Written instruction:
Give the number of lines in the data that hold the string "name". Nothing else is needed.

Records to process:
<<<<

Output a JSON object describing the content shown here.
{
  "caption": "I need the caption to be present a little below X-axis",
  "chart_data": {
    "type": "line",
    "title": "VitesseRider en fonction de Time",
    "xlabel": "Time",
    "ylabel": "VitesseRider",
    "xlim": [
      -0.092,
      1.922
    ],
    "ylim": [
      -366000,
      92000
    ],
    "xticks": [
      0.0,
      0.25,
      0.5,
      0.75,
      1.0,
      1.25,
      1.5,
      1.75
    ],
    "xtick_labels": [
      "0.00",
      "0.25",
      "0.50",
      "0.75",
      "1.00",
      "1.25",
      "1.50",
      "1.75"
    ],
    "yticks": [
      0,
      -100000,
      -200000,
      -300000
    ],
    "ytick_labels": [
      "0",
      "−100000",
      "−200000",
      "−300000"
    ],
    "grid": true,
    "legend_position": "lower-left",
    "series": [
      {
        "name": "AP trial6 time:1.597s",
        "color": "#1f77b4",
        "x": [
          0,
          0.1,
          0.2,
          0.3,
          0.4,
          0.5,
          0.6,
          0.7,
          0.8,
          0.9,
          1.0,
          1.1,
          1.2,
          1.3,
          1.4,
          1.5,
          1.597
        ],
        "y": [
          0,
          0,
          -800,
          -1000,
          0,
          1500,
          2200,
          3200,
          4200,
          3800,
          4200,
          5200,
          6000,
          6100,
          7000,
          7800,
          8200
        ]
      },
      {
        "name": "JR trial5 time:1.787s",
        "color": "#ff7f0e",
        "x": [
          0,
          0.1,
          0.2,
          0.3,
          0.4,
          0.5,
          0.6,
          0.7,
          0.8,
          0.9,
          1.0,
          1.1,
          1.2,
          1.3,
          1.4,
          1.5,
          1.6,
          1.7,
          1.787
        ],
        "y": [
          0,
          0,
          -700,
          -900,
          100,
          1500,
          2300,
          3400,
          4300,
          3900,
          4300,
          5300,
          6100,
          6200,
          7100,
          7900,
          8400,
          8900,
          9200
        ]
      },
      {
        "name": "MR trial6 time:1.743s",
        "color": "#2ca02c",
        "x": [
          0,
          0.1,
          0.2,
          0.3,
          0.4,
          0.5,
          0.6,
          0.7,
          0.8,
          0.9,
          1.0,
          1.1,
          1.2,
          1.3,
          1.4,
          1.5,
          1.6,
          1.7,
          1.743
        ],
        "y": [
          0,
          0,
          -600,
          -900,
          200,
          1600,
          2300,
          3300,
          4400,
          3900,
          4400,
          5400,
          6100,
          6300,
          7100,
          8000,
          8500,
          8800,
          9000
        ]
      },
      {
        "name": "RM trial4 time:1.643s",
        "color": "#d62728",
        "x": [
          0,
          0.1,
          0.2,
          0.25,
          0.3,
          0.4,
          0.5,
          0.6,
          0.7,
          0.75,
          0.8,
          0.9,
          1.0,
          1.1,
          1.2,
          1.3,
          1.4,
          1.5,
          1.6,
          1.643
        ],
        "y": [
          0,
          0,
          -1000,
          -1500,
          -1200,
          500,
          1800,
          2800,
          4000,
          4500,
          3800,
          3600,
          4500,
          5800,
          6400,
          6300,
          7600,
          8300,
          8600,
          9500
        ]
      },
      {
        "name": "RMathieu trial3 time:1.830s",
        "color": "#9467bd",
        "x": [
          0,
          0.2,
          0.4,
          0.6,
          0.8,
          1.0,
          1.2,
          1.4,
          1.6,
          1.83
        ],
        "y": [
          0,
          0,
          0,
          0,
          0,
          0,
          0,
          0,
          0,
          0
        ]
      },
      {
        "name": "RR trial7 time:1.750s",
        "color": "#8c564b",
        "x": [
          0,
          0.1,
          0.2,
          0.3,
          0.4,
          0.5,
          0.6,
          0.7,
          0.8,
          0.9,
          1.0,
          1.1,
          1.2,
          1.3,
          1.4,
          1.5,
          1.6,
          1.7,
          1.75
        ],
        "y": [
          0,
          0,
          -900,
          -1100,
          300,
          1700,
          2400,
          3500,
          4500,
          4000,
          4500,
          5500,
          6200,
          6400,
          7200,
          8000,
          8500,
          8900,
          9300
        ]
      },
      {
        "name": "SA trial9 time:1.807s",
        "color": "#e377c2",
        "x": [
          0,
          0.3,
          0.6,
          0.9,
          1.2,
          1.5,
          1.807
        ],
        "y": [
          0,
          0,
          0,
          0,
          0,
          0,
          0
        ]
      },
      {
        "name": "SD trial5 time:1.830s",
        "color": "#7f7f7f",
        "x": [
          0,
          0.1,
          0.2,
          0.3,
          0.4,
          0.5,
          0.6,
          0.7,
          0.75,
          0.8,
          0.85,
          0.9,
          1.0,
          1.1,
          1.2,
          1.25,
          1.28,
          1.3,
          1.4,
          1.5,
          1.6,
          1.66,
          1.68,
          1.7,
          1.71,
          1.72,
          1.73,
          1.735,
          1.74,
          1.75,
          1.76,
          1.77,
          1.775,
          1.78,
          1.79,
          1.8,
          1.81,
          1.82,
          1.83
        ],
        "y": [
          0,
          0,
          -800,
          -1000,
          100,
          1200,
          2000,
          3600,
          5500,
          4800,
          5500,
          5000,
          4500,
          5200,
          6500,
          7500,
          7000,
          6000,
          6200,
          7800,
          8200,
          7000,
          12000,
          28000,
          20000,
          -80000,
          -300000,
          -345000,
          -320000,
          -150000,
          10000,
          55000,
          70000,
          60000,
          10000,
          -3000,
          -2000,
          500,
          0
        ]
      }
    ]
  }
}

>>>>

Exercise response:
8